Required work:
Reproduce, word for word and in full, the paragraph below on how the outcomes were modeled.

Text section:
Because all the outcomes are dichotomous, we model them by logistic regression. For example, this allows us to investigate the change over time in the proportion of each social class who obtained a Higher-Grade science certificate. We show detailed results by means of estimated proportions attempting or attaining the specified certificate, or entering higher education, in order to allow valid comparison of models for different outcomes. (Comparing logistic regression coefficients for different models is not valid (Mood Citation2010).) The modelling was done in R using the package ‘svyglm’. This allowed design weights and post-stratification weights to be taken into account (Gray, McPherson, and Raffe Citation1983; Croxford, Iannelli, and Shapira Citation2007, 7). We include school as a clustering variable in the design for svyglm. Analysis of deviance tables are shown using Type II chi-squared tests, which are the results of dropping each term in turn from the model shown in the table. Where predicted proportions are compared in the text, the standard errors were calculated using the function ‘vcov’ in the ‘survey’ package. To avoid excessive complexity of predicted proportions, the graphs show three levels of socio-economic status corresponding to the three grouped levels of class in the models and the modal level of parental education for that class group in that year.

Recorded information:
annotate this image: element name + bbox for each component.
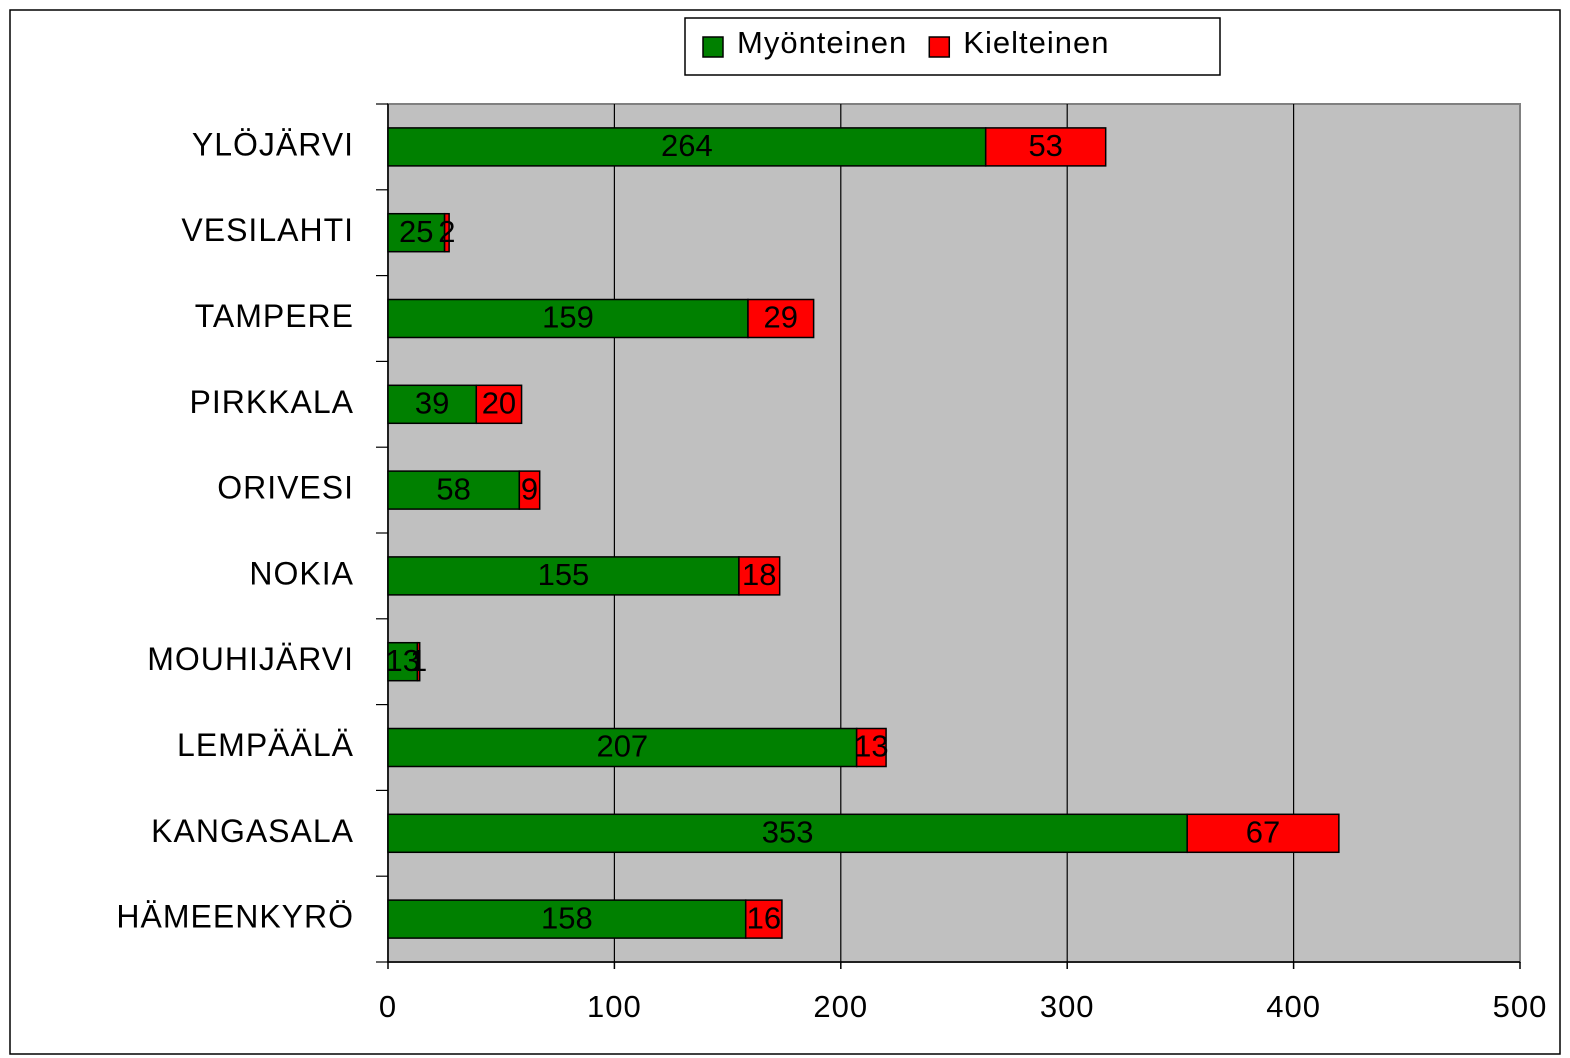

Full solution:
Because all the outcomes are dichotomous, we model them by logistic regression. For example, this allows us to investigate the change over time in the proportion of each social class who obtained a Higher-Grade science certificate. We show detailed results by means of estimated proportions attempting or attaining the specified certificate, or entering higher education, in order to allow valid comparison of models for different outcomes. (Comparing logistic regression coefficients for different models is not valid (Mood Citation2010).) The modelling was done in R using the package ‘svyglm’. This allowed design weights and post-stratification weights to be taken into account (Gray, McPherson, and Raffe Citation1983; Croxford, Iannelli, and Shapira Citation2007, 7). We include school as a clustering variable in the design for svyglm. Analysis of deviance tables are shown using Type II chi-squared tests, which are the results of dropping each term in turn from the model shown in the table. Where predicted proportions are compared in the text, the standard errors were calculated using the function ‘vcov’ in the ‘survey’ package. To avoid excessive complexity of predicted proportions, the graphs show three levels of socio-economic status corresponding to the three grouped levels of class in the models and the modal level of parental education for that class group in that year.